Stored items

-- begin --

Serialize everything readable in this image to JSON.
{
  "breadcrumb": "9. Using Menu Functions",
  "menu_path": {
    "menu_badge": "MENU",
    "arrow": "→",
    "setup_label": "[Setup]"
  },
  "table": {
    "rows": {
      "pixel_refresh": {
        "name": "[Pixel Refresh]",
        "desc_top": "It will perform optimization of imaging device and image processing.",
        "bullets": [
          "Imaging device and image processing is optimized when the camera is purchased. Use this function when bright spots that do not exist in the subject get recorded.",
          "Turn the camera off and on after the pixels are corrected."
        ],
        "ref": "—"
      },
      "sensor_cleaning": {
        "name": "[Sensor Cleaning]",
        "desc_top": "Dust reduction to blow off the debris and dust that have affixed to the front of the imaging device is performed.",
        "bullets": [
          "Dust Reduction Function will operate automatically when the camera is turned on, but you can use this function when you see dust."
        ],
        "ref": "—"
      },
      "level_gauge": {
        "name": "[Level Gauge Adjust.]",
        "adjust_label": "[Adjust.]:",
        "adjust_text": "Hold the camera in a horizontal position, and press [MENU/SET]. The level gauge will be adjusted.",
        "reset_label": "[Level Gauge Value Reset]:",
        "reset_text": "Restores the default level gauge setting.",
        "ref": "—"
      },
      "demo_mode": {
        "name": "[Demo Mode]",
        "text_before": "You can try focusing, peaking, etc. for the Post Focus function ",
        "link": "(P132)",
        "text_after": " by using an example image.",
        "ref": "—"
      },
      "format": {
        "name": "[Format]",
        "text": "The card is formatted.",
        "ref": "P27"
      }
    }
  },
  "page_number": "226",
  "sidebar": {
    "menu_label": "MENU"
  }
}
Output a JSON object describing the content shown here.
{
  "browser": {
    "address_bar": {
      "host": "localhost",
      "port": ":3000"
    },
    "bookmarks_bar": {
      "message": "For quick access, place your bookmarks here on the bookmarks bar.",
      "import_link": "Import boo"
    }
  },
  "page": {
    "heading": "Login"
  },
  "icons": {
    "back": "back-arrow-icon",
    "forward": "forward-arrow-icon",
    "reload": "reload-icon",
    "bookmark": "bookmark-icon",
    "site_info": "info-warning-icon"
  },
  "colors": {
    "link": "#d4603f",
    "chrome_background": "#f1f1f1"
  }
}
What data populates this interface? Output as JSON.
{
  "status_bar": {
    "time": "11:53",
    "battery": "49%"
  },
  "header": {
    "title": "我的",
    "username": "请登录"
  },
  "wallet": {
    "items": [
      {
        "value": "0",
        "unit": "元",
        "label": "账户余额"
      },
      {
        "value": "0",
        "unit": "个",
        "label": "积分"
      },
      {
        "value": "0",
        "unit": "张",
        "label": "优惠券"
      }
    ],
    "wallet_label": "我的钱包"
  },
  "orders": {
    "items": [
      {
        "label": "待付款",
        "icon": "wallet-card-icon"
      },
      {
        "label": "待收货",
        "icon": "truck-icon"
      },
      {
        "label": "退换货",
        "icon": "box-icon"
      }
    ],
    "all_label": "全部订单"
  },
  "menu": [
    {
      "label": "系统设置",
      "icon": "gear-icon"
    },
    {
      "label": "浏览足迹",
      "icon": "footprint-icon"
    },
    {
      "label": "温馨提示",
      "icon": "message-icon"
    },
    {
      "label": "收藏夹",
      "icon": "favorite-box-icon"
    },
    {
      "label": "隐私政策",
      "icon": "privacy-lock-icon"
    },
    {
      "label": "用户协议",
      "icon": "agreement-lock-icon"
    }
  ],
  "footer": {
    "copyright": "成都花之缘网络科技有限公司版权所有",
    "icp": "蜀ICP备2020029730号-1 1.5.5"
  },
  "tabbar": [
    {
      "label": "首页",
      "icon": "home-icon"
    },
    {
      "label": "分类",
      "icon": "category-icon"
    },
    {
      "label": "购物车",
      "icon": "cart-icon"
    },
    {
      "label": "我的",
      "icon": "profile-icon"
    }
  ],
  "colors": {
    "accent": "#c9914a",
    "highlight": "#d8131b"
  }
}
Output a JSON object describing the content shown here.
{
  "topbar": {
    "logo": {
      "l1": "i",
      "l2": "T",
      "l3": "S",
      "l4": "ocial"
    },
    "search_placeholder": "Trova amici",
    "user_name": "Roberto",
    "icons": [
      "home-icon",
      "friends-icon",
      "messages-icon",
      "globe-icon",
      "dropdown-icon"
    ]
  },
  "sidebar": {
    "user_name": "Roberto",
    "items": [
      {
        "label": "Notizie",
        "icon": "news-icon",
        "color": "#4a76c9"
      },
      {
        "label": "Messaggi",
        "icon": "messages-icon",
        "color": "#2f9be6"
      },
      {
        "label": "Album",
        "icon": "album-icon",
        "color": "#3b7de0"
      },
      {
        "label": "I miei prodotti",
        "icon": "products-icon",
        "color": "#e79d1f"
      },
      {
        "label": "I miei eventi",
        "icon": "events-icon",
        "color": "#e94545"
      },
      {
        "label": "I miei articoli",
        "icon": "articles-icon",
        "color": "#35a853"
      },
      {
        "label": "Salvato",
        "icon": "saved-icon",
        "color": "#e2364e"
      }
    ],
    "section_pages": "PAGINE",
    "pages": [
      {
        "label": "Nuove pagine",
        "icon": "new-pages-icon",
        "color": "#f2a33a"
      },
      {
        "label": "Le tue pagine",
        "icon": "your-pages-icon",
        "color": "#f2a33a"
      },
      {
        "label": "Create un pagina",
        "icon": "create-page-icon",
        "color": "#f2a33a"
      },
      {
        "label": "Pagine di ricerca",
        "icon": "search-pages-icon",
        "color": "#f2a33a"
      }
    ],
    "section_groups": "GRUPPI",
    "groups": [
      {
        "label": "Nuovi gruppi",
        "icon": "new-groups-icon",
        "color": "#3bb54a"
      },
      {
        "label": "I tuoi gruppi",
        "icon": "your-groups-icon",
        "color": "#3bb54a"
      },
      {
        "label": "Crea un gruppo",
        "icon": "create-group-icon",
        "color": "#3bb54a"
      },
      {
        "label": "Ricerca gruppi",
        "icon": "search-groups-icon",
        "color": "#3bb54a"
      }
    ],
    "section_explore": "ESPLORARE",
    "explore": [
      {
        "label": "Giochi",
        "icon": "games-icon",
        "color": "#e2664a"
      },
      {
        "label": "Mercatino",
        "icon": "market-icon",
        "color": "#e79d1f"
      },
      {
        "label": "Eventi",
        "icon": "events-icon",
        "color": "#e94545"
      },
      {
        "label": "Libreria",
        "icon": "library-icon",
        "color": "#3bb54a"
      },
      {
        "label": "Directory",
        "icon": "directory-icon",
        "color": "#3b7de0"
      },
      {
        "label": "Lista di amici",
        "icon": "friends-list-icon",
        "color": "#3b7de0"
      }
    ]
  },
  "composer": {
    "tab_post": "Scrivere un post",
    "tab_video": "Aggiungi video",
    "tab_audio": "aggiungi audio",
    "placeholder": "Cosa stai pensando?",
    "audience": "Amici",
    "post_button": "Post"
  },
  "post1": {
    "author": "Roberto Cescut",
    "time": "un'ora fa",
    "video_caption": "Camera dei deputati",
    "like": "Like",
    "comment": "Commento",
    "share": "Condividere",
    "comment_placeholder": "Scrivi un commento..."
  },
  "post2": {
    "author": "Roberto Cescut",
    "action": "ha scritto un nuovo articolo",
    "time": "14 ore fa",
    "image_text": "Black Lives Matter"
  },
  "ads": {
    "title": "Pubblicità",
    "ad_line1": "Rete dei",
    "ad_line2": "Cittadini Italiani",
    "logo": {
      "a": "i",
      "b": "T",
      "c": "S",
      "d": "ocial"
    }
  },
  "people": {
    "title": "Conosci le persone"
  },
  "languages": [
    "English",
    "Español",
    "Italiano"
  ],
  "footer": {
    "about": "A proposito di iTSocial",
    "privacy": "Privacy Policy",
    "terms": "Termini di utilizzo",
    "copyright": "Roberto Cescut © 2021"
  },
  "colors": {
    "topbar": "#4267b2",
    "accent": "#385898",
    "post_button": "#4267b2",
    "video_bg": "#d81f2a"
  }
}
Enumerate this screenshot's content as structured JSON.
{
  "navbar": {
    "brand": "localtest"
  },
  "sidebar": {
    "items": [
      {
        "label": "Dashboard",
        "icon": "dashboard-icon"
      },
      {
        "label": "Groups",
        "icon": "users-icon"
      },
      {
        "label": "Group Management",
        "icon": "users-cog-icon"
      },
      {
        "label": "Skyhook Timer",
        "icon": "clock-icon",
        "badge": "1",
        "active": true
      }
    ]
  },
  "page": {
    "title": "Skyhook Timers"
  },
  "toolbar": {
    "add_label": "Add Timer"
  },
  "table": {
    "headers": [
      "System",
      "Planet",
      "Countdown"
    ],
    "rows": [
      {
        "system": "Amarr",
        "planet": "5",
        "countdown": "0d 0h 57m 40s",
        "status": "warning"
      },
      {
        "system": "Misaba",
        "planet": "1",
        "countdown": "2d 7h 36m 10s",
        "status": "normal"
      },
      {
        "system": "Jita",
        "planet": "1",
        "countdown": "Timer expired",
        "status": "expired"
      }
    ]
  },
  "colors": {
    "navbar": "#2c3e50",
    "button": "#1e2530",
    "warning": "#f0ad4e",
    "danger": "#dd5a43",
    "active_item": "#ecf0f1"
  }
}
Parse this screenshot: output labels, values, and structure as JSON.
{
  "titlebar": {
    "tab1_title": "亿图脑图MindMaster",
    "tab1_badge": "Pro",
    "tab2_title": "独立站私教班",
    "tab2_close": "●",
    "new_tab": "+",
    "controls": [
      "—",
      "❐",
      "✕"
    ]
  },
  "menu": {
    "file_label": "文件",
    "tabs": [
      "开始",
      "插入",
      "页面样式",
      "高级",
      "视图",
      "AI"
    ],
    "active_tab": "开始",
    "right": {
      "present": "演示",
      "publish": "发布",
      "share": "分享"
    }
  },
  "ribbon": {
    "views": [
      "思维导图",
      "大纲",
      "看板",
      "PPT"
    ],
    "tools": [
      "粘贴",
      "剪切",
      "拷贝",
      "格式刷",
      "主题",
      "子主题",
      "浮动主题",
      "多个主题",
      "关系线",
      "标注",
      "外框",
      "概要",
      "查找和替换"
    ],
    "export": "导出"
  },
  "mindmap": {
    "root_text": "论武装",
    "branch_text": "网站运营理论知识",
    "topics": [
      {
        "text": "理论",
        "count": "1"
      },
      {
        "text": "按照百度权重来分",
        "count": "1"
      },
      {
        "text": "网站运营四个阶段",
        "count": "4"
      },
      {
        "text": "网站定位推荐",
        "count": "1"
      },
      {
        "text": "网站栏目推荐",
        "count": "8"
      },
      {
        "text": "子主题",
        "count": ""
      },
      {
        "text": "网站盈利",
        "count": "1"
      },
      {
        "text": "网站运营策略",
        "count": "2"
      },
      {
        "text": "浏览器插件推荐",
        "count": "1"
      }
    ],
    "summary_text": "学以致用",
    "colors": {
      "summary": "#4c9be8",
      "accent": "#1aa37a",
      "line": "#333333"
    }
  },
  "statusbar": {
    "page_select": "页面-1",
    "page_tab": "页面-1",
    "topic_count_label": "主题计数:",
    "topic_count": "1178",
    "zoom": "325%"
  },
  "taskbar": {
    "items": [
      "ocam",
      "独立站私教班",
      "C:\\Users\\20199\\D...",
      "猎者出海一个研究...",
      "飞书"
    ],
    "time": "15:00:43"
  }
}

-- end --

» EXERCISE AIM
Search the records above for the string "JSON". Copy every line that contains it.

» COMPLETE ANSWER
Serialize everything readable in this image to JSON.
Output a JSON object describing the content shown here.
What data populates this interface? Output as JSON.
Output a JSON object describing the content shown here.
Enumerate this screenshot's content as structured JSON.
Parse this screenshot: output labels, values, and structure as JSON.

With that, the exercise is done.